◆ Work to complete
An exact copy of the data is required. No picture may appear in it.

Items listed in a dataset:
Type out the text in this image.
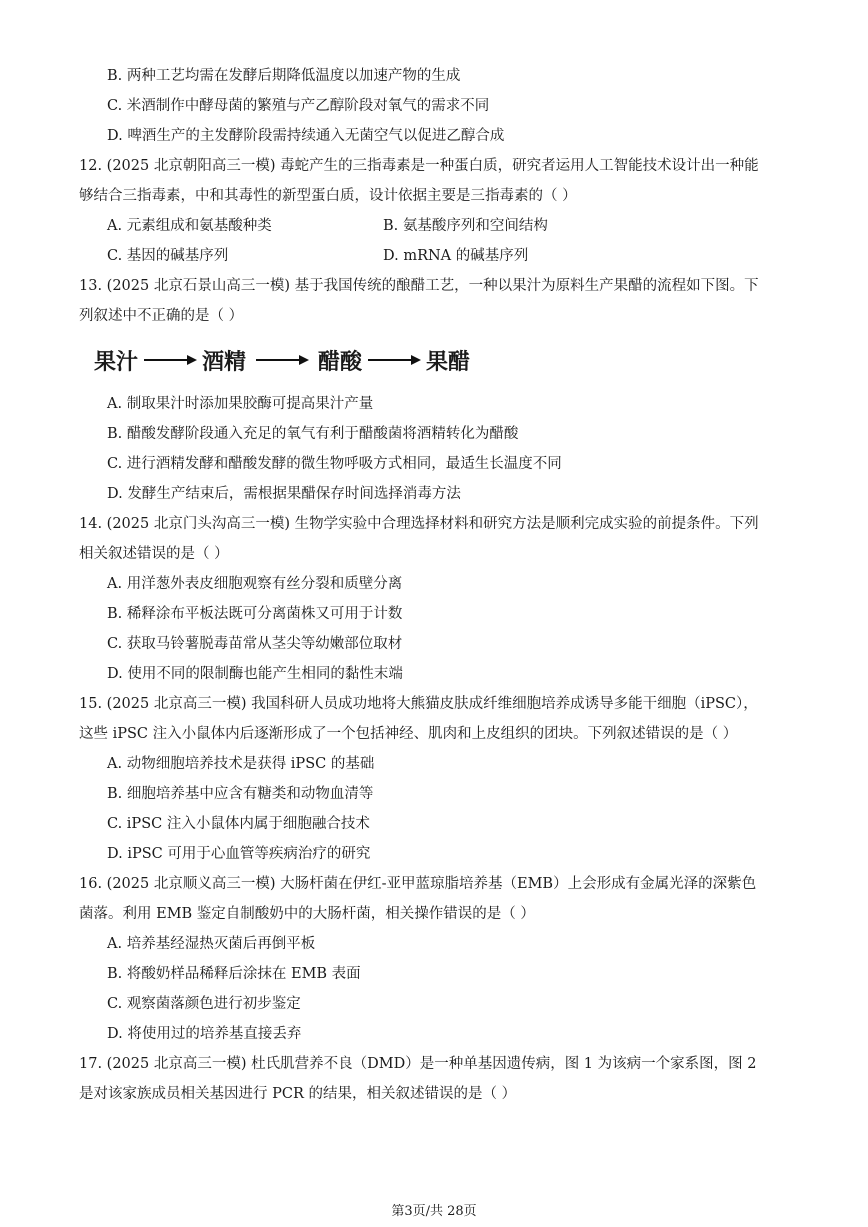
B. 两种工艺均需在发酵后期降低温度以加速产物的生成
C. 米酒制作中酵母菌的繁殖与产乙醇阶段对氧气的需求不同
D. 啤酒生产的主发酵阶段需持续通入无菌空气以促进乙醇合成
12. (2025 北京朝阳高三一模) 毒蛇产生的三指毒素是一种蛋白质，研究者运用人工智能技术设计出一种能
够结合三指毒素，中和其毒性的新型蛋白质，设计依据主要是三指毒素的（ ）
A. 元素组成和氨基酸种类	B. 氨基酸序列和空间结构
C. 基因的碱基序列	D. mRNA 的碱基序列
13. (2025 北京石景山高三一模) 基于我国传统的酿醋工艺，一种以果汁为原料生产果醋的流程如下图。下
列叙述中不正确的是（ ）
果汁	酒精	醋酸	果醋
A. 制取果汁时添加果胶酶可提高果汁产量
B. 醋酸发酵阶段通入充足的氧气有利于醋酸菌将酒精转化为醋酸
C. 进行酒精发酵和醋酸发酵的微生物呼吸方式相同，最适生长温度不同
D. 发酵生产结束后，需根据果醋保存时间选择消毒方法
14. (2025 北京门头沟高三一模) 生物学实验中合理选择材料和研究方法是顺利完成实验的前提条件。下列
相关叙述错误的是（ ）
A. 用洋葱外表皮细胞观察有丝分裂和质壁分离
B. 稀释涂布平板法既可分离菌株又可用于计数
C. 获取马铃薯脱毒苗常从茎尖等幼嫩部位取材
D. 使用不同的限制酶也能产生相同的黏性末端
15. (2025 北京高三一模) 我国科研人员成功地将大熊猫皮肤成纤维细胞培养成诱导多能干细胞（iPSC），
这些 iPSC 注入小鼠体内后逐渐形成了一个包括神经、肌肉和上皮组织的团块。下列叙述错误的是（ ）
A. 动物细胞培养技术是获得 iPSC 的基础
B. 细胞培养基中应含有糖类和动物血清等
C. iPSC 注入小鼠体内属于细胞融合技术
D. iPSC 可用于心血管等疾病治疗的研究
16. (2025 北京顺义高三一模) 大肠杆菌在伊红-亚甲蓝琼脂培养基（EMB）上会形成有金属光泽的深紫色
菌落。利用 EMB 鉴定自制酸奶中的大肠杆菌，相关操作错误的是（ ）
A. 培养基经湿热灭菌后再倒平板
B. 将酸奶样品稀释后涂抹在 EMB 表面
C. 观察菌落颜色进行初步鉴定
D. 将使用过的培养基直接丢弃
17. (2025 北京高三一模) 杜氏肌营养不良（DMD）是一种单基因遗传病，图 1 为该病一个家系图，图 2
是对该家族成员相关基因进行 PCR 的结果，相关叙述错误的是（ ）
第3页/共 28页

◆ The completed task
Type out the text in this image.
B. 两种工艺均需在发酵后期降低温度以加速产物的生成
C. 米酒制作中酵母菌的繁殖与产乙醇阶段对氧气的需求不同
D. 啤酒生产的主发酵阶段需持续通入无菌空气以促进乙醇合成
12. (2025 北京朝阳高三一模) 毒蛇产生的三指毒素是一种蛋白质，研究者运用人工智能技术设计出一种能
够结合三指毒素，中和其毒性的新型蛋白质，设计依据主要是三指毒素的（ ）
A. 元素组成和氨基酸种类	B. 氨基酸序列和空间结构
C. 基因的碱基序列	D. mRNA 的碱基序列
13. (2025 北京石景山高三一模) 基于我国传统的酿醋工艺，一种以果汁为原料生产果醋的流程如下图。下
列叙述中不正确的是（ ）
果汁	酒精	醋酸	果醋
A. 制取果汁时添加果胶酶可提高果汁产量
B. 醋酸发酵阶段通入充足的氧气有利于醋酸菌将酒精转化为醋酸
C. 进行酒精发酵和醋酸发酵的微生物呼吸方式相同，最适生长温度不同
D. 发酵生产结束后，需根据果醋保存时间选择消毒方法
14. (2025 北京门头沟高三一模) 生物学实验中合理选择材料和研究方法是顺利完成实验的前提条件。下列
相关叙述错误的是（ ）
A. 用洋葱外表皮细胞观察有丝分裂和质壁分离
B. 稀释涂布平板法既可分离菌株又可用于计数
C. 获取马铃薯脱毒苗常从茎尖等幼嫩部位取材
D. 使用不同的限制酶也能产生相同的黏性末端
15. (2025 北京高三一模) 我国科研人员成功地将大熊猫皮肤成纤维细胞培养成诱导多能干细胞（iPSC），
这些 iPSC 注入小鼠体内后逐渐形成了一个包括神经、肌肉和上皮组织的团块。下列叙述错误的是（ ）
A. 动物细胞培养技术是获得 iPSC 的基础
B. 细胞培养基中应含有糖类和动物血清等
C. iPSC 注入小鼠体内属于细胞融合技术
D. iPSC 可用于心血管等疾病治疗的研究
16. (2025 北京顺义高三一模) 大肠杆菌在伊红-亚甲蓝琼脂培养基（EMB）上会形成有金属光泽的深紫色
菌落。利用 EMB 鉴定自制酸奶中的大肠杆菌，相关操作错误的是（ ）
A. 培养基经湿热灭菌后再倒平板
B. 将酸奶样品稀释后涂抹在 EMB 表面
C. 观察菌落颜色进行初步鉴定
D. 将使用过的培养基直接丢弃
17. (2025 北京高三一模) 杜氏肌营养不良（DMD）是一种单基因遗传病，图 1 为该病一个家系图，图 2
是对该家族成员相关基因进行 PCR 的结果，相关叙述错误的是（ ）
第3页/共 28页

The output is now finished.